- **Text passage**
I Want to Work for Diddy 2 is a reality show on VH1. It is the second season of I Want to Work for Diddy, where contestants are brought together to see who can become Sean Combs' personal assistant. Mark Jacobs is the show's co-executive producer and director. I Want to Work for Diddy 2 premiered on November 2, 2009. In the end, Ebony Jones was chosen to be his assistant.

Contestants

Judges
 Capricorn Clark – Marketing Director, Sean John
 Phil Robinson – Diddy's former manager
 Andre Harrell – Diddy's mentor
 Kim "Poprah" Kearney – Former contestant (guest judge)

Weekly Results

Teams
 The contestant was on the Uptown team.
 The contestant was on the Downtown team.

Competition
 The contestant won.
 The contestant was eliminated, but still hired.
 The contestant won the challenge and was safe.
 The contestant won the challenge and was in the bottom.
 The contestant was in the bottom two or three, but was not eliminated.
 The contestant was eliminated.
 The contestant was out of the competition, after she was told to reveal that she was a spy for Diddy.
 The contestant was not included in the episode, or was a judge.
 The contestant lost the challenge but was safe.

Notes
Kim "Poprah" Kearney from season one returned and joined the competition.
In Episode 2, Melissa was voted to move from the Downtown Team to the Uptown Team so that both teams had an equal number of contestants.
Capricorn Clark said that Kim "Poprah" would switch teams every week.
Kennis was not originally put up for elimination, but was eliminated.
In Episode 4, Poprah revealed herself as a spy for Diddy, when she was a judge for elimination. Therefore Diddy no longer needed her and was out of the competition.

- **Given exercise 1**
According to the passage about I Want to Work for Diddy 2, which contestant did Sean Combs choose as his assistant?
- **Given exercise 2**
Please carry on the passage about I Want to Work for Diddy 2, starting after its final sentence.

- **Data supplied**
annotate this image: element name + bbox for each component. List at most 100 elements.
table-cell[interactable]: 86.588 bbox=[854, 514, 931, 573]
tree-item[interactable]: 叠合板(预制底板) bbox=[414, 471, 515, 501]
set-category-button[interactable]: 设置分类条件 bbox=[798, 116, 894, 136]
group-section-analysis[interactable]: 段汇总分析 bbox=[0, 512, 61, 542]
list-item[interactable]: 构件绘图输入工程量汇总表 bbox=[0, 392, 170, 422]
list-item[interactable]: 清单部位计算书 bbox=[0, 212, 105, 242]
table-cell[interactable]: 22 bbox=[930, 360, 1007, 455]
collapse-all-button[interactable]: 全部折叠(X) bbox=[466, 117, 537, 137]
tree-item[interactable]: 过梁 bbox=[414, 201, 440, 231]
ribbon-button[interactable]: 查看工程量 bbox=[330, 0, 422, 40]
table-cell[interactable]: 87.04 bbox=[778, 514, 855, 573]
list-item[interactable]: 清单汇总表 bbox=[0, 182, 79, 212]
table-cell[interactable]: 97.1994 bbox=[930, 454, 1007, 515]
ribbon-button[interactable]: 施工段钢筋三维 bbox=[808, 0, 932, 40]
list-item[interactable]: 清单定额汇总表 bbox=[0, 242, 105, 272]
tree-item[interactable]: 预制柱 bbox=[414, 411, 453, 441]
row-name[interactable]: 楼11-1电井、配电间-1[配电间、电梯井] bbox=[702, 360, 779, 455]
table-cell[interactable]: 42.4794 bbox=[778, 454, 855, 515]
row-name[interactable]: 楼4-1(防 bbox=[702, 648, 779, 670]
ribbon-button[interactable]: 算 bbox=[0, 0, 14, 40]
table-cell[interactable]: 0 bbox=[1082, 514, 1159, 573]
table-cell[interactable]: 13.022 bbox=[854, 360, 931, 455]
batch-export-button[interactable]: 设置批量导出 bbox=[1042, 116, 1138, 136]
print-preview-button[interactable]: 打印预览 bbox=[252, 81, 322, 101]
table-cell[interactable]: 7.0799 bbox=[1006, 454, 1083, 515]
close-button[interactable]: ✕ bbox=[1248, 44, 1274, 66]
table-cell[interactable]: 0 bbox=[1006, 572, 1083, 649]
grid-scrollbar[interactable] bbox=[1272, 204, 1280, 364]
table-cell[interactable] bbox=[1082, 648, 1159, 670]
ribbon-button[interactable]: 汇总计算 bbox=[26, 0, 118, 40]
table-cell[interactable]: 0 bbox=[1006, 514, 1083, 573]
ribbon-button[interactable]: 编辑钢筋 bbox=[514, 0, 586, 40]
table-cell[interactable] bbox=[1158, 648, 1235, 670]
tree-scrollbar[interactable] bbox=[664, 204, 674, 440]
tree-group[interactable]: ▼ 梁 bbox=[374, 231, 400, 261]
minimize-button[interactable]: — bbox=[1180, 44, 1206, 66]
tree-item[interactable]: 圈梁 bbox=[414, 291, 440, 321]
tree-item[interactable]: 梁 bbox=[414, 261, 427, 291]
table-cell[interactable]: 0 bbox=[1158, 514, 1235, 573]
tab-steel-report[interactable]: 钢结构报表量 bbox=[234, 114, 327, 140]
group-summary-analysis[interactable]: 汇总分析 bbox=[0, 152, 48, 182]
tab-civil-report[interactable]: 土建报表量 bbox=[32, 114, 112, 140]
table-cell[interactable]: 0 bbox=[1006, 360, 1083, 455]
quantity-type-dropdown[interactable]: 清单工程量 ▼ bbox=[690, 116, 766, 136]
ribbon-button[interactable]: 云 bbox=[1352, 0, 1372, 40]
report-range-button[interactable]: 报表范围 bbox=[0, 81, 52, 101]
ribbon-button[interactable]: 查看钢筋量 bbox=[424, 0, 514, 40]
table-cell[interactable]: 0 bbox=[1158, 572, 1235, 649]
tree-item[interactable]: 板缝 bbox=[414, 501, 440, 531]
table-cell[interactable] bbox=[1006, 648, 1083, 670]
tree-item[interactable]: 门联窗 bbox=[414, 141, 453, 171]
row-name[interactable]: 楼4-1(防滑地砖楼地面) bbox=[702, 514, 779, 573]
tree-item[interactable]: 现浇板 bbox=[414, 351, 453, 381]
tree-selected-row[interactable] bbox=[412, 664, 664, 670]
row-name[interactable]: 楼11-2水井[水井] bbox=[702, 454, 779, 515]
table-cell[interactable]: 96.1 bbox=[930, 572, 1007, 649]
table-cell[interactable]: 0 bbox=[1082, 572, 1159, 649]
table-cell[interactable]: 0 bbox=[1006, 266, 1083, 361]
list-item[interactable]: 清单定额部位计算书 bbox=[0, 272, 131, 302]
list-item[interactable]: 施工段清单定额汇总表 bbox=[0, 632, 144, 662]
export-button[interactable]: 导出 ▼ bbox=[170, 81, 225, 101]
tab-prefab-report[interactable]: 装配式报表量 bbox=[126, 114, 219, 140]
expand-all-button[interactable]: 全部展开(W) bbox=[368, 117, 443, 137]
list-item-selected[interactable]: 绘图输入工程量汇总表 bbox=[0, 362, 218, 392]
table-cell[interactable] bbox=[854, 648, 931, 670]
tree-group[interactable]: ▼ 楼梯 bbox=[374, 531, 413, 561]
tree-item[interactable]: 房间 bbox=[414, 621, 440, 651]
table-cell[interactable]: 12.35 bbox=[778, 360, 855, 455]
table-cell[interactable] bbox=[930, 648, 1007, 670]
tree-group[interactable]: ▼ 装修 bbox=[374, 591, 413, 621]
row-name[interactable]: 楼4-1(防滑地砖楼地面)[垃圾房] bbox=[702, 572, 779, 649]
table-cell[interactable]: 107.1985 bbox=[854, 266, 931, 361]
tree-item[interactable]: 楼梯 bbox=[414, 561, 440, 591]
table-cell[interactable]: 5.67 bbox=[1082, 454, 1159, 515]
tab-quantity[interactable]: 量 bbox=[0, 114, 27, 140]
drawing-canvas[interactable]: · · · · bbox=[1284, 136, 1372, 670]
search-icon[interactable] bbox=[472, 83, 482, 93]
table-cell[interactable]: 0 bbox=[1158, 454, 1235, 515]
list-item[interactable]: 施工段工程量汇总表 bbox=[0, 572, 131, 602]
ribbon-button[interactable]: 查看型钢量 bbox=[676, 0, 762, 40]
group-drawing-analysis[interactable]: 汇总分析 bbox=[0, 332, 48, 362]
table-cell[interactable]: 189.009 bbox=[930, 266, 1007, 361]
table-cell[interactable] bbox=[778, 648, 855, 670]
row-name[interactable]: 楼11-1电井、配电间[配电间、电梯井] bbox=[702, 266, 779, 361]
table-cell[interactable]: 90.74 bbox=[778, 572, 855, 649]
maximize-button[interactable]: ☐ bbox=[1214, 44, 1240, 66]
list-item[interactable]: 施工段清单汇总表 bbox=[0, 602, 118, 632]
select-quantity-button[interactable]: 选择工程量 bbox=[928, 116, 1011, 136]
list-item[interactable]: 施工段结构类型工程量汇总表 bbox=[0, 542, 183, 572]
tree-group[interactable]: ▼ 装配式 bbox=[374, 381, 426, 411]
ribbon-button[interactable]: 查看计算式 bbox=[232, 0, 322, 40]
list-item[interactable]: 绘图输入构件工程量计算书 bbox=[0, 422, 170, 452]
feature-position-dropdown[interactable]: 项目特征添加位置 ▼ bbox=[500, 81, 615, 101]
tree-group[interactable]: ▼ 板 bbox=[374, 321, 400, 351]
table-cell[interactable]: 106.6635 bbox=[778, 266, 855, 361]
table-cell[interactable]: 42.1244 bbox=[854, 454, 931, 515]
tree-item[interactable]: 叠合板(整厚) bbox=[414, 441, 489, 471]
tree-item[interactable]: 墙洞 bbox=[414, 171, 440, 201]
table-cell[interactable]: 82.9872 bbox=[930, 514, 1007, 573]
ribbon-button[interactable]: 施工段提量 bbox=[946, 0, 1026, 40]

- **Written response 1**
Ebony Jones

- **Written response 2**
In Episode 5, Poprah was the judge for elimination, and Poprah said that there would be no more teams.
In Episode 7, Dalen and Ebony were not originally put up for elimination.
In Episode 7, everyone was at risk of being eliminated, but all were ultimately given one more chance to prove themselves.
In Episodes 1,3,5 & 7 Ivory used her infamous catch phrase "manwhich a bitch" a phrase that caught on with fans instantly.

Episodes

Welcome to Bad Boy
First aired November 2, 2009

Challenge: Collect the Most Foreign Languages
Challenge Winners: Downtown Team
Bottom 2: Ivory, Noelle
Eliminated: Noelle
Ivory became a fan favorite and quickly earned the title of having the catchphrase of the season after telling one of her competitors she was going to "manwhich a bitch" 
Elimination Notes: After Noelle's elimination, Melissa was switched to the Uptown Team.

Sean John Reinvented
First aired November 9, 2009

Challenge: Shoot a Print Ad for the New Sean John Logo
Challenge Winners: Downtown Team
Bottom 2: Ivory, Zach
Eliminated: Zach
Elimination Notes: Poprah returned to the competition after making a special guest appearance.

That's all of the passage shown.